→ Task brief
Restate the whole listing exactly.

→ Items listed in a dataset
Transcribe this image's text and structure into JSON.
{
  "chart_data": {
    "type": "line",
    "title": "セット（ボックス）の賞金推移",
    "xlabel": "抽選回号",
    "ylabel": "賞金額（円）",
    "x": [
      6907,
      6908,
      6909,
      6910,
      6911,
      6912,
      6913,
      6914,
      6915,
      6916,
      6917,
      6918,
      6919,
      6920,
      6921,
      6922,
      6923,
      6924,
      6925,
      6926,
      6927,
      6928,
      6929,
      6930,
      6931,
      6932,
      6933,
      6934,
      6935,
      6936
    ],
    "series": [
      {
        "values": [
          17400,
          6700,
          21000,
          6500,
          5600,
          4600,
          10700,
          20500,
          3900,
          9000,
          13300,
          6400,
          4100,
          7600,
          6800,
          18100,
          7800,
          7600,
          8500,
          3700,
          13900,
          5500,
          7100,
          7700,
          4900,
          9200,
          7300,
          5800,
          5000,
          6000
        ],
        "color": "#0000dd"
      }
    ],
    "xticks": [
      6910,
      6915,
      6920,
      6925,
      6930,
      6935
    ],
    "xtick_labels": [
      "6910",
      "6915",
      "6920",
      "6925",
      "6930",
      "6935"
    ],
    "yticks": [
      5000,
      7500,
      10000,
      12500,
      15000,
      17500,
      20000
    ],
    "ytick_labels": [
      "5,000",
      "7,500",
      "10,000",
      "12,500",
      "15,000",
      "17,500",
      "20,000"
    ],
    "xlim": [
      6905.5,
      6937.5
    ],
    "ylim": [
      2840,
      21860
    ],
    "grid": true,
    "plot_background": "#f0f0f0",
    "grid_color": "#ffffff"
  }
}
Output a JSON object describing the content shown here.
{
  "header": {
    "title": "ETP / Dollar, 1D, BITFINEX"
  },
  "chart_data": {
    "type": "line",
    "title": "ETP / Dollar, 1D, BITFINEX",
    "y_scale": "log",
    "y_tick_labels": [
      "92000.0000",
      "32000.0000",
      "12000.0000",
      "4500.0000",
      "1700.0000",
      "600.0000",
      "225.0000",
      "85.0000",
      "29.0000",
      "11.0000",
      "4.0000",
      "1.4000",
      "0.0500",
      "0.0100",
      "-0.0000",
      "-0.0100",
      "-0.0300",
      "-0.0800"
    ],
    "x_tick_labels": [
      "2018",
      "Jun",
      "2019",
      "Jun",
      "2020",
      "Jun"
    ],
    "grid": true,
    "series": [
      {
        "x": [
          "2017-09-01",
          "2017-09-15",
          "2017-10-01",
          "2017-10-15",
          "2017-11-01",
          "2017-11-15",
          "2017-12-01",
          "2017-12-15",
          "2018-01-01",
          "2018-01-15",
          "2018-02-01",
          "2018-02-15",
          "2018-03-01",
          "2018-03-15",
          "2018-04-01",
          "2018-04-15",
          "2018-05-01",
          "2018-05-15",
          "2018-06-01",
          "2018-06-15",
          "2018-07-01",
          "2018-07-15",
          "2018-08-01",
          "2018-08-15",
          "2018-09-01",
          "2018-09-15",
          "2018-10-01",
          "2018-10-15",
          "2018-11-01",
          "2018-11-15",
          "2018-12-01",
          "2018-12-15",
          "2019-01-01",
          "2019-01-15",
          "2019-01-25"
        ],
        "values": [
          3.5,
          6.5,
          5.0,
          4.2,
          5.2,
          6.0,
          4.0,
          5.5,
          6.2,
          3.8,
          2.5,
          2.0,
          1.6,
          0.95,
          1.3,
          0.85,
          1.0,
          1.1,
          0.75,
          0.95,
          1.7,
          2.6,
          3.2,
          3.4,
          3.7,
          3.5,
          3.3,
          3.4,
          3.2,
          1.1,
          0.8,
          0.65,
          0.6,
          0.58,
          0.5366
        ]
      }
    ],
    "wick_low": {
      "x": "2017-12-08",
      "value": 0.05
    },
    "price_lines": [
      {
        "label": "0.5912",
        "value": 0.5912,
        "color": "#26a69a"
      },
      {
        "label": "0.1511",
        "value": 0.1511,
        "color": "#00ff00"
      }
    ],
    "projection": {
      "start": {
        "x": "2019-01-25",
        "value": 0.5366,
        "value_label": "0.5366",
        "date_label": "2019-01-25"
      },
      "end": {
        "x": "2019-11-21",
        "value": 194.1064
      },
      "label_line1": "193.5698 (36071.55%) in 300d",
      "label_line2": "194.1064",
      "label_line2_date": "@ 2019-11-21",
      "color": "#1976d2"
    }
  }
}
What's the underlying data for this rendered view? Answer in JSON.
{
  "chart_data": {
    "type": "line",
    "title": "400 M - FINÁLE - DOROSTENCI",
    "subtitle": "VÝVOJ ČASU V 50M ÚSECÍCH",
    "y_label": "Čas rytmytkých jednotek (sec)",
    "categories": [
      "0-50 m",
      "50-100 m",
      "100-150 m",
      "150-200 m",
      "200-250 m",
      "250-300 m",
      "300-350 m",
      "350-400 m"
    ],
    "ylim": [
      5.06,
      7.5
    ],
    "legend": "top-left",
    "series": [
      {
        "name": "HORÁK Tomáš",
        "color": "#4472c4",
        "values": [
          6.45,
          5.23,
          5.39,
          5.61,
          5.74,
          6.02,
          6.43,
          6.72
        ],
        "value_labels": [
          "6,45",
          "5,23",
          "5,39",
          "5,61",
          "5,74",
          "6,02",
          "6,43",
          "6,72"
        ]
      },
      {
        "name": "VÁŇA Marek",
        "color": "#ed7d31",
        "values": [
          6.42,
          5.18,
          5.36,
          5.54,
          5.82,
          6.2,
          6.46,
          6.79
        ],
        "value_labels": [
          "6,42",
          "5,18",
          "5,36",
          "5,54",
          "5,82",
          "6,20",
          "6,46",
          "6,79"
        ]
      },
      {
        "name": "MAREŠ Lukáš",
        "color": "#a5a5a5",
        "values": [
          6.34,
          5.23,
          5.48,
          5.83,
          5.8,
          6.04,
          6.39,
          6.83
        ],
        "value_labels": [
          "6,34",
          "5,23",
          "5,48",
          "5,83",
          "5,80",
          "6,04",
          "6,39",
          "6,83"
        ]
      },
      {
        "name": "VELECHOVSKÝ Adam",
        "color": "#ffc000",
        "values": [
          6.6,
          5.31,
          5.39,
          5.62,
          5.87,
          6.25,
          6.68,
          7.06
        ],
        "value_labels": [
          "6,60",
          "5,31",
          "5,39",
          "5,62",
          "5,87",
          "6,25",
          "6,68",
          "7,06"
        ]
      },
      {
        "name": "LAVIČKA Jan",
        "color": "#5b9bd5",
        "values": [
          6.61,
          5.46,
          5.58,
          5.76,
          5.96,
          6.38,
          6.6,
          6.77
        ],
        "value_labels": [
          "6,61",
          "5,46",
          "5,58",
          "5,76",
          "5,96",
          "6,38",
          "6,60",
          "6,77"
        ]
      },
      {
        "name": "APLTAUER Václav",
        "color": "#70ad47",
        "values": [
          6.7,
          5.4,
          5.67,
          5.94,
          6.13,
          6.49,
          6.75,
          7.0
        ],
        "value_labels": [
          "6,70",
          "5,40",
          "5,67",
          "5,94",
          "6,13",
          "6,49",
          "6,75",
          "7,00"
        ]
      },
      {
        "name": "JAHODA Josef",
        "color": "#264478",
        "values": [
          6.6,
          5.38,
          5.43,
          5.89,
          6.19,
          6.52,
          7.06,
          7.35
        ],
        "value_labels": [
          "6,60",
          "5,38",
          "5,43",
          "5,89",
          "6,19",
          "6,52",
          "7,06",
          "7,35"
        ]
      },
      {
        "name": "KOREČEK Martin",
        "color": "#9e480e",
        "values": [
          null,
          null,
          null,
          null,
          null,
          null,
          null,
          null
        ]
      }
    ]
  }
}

→ Correct response
Transcribe this image's text and structure into JSON.
{
  "chart_data": {
    "type": "line",
    "title": "セット（ボックス）の賞金推移",
    "xlabel": "抽選回号",
    "ylabel": "賞金額（円）",
    "x": [
      6907,
      6908,
      6909,
      6910,
      6911,
      6912,
      6913,
      6914,
      6915,
      6916,
      6917,
      6918,
      6919,
      6920,
      6921,
      6922,
      6923,
      6924,
      6925,
      6926,
      6927,
      6928,
      6929,
      6930,
      6931,
      6932,
      6933,
      6934,
      6935,
      6936
    ],
    "series": [
      {
        "values": [
          17400,
          6700,
          21000,
          6500,
          5600,
          4600,
          10700,
          20500,
          3900,
          9000,
          13300,
          6400,
          4100,
          7600,
          6800,
          18100,
          7800,
          7600,
          8500,
          3700,
          13900,
          5500,
          7100,
          7700,
          4900,
          9200,
          7300,
          5800,
          5000,
          6000
        ],
        "color": "#0000dd"
      }
    ],
    "xticks": [
      6910,
      6915,
      6920,
      6925,
      6930,
      6935
    ],
    "xtick_labels": [
      "6910",
      "6915",
      "6920",
      "6925",
      "6930",
      "6935"
    ],
    "yticks": [
      5000,
      7500,
      10000,
      12500,
      15000,
      17500,
      20000
    ],
    "ytick_labels": [
      "5,000",
      "7,500",
      "10,000",
      "12,500",
      "15,000",
      "17,500",
      "20,000"
    ],
    "xlim": [
      6905.5,
      6937.5
    ],
    "ylim": [
      2840,
      21860
    ],
    "grid": true,
    "plot_background": "#f0f0f0",
    "grid_color": "#ffffff"
  }
}
Output a JSON object describing the content shown here.
{
  "header": {
    "title": "ETP / Dollar, 1D, BITFINEX"
  },
  "chart_data": {
    "type": "line",
    "title": "ETP / Dollar, 1D, BITFINEX",
    "y_scale": "log",
    "y_tick_labels": [
      "92000.0000",
      "32000.0000",
      "12000.0000",
      "4500.0000",
      "1700.0000",
      "600.0000",
      "225.0000",
      "85.0000",
      "29.0000",
      "11.0000",
      "4.0000",
      "1.4000",
      "0.0500",
      "0.0100",
      "-0.0000",
      "-0.0100",
      "-0.0300",
      "-0.0800"
    ],
    "x_tick_labels": [
      "2018",
      "Jun",
      "2019",
      "Jun",
      "2020",
      "Jun"
    ],
    "grid": true,
    "series": [
      {
        "x": [
          "2017-09-01",
          "2017-09-15",
          "2017-10-01",
          "2017-10-15",
          "2017-11-01",
          "2017-11-15",
          "2017-12-01",
          "2017-12-15",
          "2018-01-01",
          "2018-01-15",
          "2018-02-01",
          "2018-02-15",
          "2018-03-01",
          "2018-03-15",
          "2018-04-01",
          "2018-04-15",
          "2018-05-01",
          "2018-05-15",
          "2018-06-01",
          "2018-06-15",
          "2018-07-01",
          "2018-07-15",
          "2018-08-01",
          "2018-08-15",
          "2018-09-01",
          "2018-09-15",
          "2018-10-01",
          "2018-10-15",
          "2018-11-01",
          "2018-11-15",
          "2018-12-01",
          "2018-12-15",
          "2019-01-01",
          "2019-01-15",
          "2019-01-25"
        ],
        "values": [
          3.5,
          6.5,
          5.0,
          4.2,
          5.2,
          6.0,
          4.0,
          5.5,
          6.2,
          3.8,
          2.5,
          2.0,
          1.6,
          0.95,
          1.3,
          0.85,
          1.0,
          1.1,
          0.75,
          0.95,
          1.7,
          2.6,
          3.2,
          3.4,
          3.7,
          3.5,
          3.3,
          3.4,
          3.2,
          1.1,
          0.8,
          0.65,
          0.6,
          0.58,
          0.5366
        ]
      }
    ],
    "wick_low": {
      "x": "2017-12-08",
      "value": 0.05
    },
    "price_lines": [
      {
        "label": "0.5912",
        "value": 0.5912,
        "color": "#26a69a"
      },
      {
        "label": "0.1511",
        "value": 0.1511,
        "color": "#00ff00"
      }
    ],
    "projection": {
      "start": {
        "x": "2019-01-25",
        "value": 0.5366,
        "value_label": "0.5366",
        "date_label": "2019-01-25"
      },
      "end": {
        "x": "2019-11-21",
        "value": 194.1064
      },
      "label_line1": "193.5698 (36071.55%) in 300d",
      "label_line2": "194.1064",
      "label_line2_date": "@ 2019-11-21",
      "color": "#1976d2"
    }
  }
}
What's the underlying data for this rendered view? Answer in JSON.
{
  "chart_data": {
    "type": "line",
    "title": "400 M - FINÁLE - DOROSTENCI",
    "subtitle": "VÝVOJ ČASU V 50M ÚSECÍCH",
    "y_label": "Čas rytmytkých jednotek (sec)",
    "categories": [
      "0-50 m",
      "50-100 m",
      "100-150 m",
      "150-200 m",
      "200-250 m",
      "250-300 m",
      "300-350 m",
      "350-400 m"
    ],
    "ylim": [
      5.06,
      7.5
    ],
    "legend": "top-left",
    "series": [
      {
        "name": "HORÁK Tomáš",
        "color": "#4472c4",
        "values": [
          6.45,
          5.23,
          5.39,
          5.61,
          5.74,
          6.02,
          6.43,
          6.72
        ],
        "value_labels": [
          "6,45",
          "5,23",
          "5,39",
          "5,61",
          "5,74",
          "6,02",
          "6,43",
          "6,72"
        ]
      },
      {
        "name": "VÁŇA Marek",
        "color": "#ed7d31",
        "values": [
          6.42,
          5.18,
          5.36,
          5.54,
          5.82,
          6.2,
          6.46,
          6.79
        ],
        "value_labels": [
          "6,42",
          "5,18",
          "5,36",
          "5,54",
          "5,82",
          "6,20",
          "6,46",
          "6,79"
        ]
      },
      {
        "name": "MAREŠ Lukáš",
        "color": "#a5a5a5",
        "values": [
          6.34,
          5.23,
          5.48,
          5.83,
          5.8,
          6.04,
          6.39,
          6.83
        ],
        "value_labels": [
          "6,34",
          "5,23",
          "5,48",
          "5,83",
          "5,80",
          "6,04",
          "6,39",
          "6,83"
        ]
      },
      {
        "name": "VELECHOVSKÝ Adam",
        "color": "#ffc000",
        "values": [
          6.6,
          5.31,
          5.39,
          5.62,
          5.87,
          6.25,
          6.68,
          7.06
        ],
        "value_labels": [
          "6,60",
          "5,31",
          "5,39",
          "5,62",
          "5,87",
          "6,25",
          "6,68",
          "7,06"
        ]
      },
      {
        "name": "LAVIČKA Jan",
        "color": "#5b9bd5",
        "values": [
          6.61,
          5.46,
          5.58,
          5.76,
          5.96,
          6.38,
          6.6,
          6.77
        ],
        "value_labels": [
          "6,61",
          "5,46",
          "5,58",
          "5,76",
          "5,96",
          "6,38",
          "6,60",
          "6,77"
        ]
      },
      {
        "name": "APLTAUER Václav",
        "color": "#70ad47",
        "values": [
          6.7,
          5.4,
          5.67,
          5.94,
          6.13,
          6.49,
          6.75,
          7.0
        ],
        "value_labels": [
          "6,70",
          "5,40",
          "5,67",
          "5,94",
          "6,13",
          "6,49",
          "6,75",
          "7,00"
        ]
      },
      {
        "name": "JAHODA Josef",
        "color": "#264478",
        "values": [
          6.6,
          5.38,
          5.43,
          5.89,
          6.19,
          6.52,
          7.06,
          7.35
        ],
        "value_labels": [
          "6,60",
          "5,38",
          "5,43",
          "5,89",
          "6,19",
          "6,52",
          "7,06",
          "7,35"
        ]
      },
      {
        "name": "KOREČEK Martin",
        "color": "#9e480e",
        "values": [
          null,
          null,
          null,
          null,
          null,
          null,
          null,
          null
        ]
      }
    ]
  }
}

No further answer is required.